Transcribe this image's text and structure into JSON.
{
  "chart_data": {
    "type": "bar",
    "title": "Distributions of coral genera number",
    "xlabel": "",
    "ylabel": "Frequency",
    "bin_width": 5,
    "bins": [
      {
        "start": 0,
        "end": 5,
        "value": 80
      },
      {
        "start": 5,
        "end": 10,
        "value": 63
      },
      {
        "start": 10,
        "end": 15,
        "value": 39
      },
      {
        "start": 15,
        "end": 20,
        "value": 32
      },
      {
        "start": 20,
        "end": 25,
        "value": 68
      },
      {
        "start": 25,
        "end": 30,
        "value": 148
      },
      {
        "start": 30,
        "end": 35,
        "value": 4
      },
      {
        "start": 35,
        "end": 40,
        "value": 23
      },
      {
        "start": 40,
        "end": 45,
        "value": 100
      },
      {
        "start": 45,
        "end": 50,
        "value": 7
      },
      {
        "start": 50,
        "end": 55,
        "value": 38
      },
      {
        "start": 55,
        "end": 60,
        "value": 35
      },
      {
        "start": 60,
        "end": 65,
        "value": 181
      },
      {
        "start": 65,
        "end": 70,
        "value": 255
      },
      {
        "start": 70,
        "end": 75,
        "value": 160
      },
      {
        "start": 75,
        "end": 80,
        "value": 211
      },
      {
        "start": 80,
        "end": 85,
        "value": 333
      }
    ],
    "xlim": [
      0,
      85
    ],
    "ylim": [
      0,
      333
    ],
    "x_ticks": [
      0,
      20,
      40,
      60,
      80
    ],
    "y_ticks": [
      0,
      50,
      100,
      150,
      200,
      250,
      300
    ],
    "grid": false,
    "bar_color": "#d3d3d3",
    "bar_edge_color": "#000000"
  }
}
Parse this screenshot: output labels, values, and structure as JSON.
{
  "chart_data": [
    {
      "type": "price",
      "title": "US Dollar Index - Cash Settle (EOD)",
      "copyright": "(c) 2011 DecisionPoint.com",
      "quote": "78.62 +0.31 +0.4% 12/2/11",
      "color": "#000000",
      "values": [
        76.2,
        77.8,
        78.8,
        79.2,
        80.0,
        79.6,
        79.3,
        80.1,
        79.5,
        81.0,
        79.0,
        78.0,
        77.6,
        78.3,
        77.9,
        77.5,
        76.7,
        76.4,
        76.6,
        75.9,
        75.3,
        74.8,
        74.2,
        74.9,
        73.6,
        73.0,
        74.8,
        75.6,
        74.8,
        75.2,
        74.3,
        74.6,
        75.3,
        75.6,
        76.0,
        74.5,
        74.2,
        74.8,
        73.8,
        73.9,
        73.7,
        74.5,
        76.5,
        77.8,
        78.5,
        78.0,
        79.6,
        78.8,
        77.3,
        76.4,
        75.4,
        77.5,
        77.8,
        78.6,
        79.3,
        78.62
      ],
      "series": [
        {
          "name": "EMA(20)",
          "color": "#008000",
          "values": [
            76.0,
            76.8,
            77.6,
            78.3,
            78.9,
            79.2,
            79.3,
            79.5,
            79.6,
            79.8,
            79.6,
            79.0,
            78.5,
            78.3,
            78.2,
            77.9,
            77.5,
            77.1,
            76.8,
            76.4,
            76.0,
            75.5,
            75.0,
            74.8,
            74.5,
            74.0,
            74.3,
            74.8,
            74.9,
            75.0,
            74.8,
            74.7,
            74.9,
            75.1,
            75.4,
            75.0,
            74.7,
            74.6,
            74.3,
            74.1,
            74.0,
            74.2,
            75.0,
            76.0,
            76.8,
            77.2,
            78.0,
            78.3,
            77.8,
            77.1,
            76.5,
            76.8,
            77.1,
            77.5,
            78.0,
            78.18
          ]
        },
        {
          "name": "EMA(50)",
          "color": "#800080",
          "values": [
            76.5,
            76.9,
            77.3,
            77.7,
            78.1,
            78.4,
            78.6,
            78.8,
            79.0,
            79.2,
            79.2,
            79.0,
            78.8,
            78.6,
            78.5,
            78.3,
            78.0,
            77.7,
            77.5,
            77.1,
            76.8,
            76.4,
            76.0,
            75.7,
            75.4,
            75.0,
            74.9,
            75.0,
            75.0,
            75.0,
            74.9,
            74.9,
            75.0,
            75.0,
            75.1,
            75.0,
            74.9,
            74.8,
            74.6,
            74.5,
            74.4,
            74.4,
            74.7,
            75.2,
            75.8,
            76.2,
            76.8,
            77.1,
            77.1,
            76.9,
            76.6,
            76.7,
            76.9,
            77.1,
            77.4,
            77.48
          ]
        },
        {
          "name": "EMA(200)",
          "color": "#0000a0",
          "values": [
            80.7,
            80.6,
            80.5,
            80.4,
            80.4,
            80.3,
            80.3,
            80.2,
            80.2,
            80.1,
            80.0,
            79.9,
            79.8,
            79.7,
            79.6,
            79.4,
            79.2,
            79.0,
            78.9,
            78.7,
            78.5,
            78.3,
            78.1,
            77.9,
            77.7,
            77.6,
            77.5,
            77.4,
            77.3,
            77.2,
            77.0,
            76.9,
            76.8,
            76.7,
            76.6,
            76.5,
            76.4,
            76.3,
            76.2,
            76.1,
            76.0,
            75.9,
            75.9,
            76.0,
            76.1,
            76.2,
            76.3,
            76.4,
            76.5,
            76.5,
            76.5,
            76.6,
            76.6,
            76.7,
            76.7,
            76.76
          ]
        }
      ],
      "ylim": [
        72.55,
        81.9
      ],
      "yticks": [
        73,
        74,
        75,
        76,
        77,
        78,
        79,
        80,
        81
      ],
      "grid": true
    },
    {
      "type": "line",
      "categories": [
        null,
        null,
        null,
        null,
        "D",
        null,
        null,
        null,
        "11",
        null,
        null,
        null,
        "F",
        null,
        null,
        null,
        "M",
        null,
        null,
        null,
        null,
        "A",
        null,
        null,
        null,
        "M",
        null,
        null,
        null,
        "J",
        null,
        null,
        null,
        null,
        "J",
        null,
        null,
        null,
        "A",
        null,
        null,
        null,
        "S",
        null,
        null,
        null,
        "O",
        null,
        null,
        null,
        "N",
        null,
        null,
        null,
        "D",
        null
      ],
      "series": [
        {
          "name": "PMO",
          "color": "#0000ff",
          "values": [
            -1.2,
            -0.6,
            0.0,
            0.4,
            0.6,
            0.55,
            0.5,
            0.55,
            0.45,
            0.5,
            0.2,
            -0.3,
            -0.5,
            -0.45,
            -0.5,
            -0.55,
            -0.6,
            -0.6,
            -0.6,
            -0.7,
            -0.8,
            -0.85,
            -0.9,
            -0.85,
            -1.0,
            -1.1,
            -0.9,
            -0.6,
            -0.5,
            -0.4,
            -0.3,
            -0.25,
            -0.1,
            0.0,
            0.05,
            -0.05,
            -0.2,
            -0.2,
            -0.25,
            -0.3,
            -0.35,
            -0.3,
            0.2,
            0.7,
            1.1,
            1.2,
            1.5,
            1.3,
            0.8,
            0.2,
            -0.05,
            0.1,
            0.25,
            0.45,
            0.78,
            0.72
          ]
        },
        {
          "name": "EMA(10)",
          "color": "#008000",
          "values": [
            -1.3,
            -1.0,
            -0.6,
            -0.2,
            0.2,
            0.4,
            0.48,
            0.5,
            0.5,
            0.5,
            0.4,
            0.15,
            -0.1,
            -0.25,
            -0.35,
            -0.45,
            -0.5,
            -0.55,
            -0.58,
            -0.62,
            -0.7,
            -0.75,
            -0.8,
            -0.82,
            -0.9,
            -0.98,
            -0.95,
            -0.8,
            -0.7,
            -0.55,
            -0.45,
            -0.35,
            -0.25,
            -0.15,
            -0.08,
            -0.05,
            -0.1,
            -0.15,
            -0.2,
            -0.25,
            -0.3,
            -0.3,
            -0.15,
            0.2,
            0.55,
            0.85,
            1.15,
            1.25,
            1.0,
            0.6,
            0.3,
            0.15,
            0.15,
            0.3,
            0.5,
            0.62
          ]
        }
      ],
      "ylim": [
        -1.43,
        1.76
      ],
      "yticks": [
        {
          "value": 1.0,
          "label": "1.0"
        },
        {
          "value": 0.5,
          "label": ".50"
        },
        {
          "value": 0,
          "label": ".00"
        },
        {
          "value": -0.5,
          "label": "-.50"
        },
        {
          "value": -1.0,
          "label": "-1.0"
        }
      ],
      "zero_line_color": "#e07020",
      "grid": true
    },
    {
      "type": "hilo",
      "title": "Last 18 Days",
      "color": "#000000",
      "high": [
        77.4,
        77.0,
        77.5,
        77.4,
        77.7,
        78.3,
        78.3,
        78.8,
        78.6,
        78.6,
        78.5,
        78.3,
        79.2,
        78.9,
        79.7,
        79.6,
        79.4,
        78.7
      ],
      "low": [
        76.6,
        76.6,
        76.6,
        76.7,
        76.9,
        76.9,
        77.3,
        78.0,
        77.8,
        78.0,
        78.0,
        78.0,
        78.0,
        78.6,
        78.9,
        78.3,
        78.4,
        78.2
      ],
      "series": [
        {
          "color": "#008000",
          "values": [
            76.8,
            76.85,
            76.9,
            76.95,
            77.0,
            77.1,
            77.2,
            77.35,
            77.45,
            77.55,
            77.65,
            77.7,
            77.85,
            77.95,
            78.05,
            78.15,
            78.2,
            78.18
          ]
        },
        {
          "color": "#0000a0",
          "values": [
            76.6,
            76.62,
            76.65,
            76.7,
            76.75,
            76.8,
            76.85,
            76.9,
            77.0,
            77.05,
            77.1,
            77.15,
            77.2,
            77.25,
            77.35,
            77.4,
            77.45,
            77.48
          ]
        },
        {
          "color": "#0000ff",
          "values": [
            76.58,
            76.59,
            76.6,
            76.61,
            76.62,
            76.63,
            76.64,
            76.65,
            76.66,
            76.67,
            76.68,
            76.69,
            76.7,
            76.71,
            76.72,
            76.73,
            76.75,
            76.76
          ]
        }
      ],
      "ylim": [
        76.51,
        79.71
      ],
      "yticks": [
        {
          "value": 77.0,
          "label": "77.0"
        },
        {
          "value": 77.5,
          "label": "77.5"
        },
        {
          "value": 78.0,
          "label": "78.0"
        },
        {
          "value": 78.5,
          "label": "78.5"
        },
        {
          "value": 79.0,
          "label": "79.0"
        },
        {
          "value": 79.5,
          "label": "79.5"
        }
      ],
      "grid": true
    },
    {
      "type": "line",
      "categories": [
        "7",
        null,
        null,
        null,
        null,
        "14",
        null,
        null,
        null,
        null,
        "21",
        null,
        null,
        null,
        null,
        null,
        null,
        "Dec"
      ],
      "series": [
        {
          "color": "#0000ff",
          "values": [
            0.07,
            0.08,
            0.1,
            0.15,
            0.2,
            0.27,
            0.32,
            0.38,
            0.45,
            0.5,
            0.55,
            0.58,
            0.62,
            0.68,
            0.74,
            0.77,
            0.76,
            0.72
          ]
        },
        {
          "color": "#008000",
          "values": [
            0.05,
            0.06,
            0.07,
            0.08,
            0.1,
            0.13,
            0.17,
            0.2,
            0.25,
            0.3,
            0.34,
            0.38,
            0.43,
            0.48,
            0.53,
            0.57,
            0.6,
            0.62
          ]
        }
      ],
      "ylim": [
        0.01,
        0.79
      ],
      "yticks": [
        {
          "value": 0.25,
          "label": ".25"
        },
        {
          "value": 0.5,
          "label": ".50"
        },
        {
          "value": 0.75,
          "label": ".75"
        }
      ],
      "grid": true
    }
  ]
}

+++

- WHAT IS BEING ASKED -
In the records above, collect each line with "type".

- CORRECT ANSWER -
    "type": "bar",
      "type": "price",
      "type": "line",
      "type": "hilo",
      "type": "line",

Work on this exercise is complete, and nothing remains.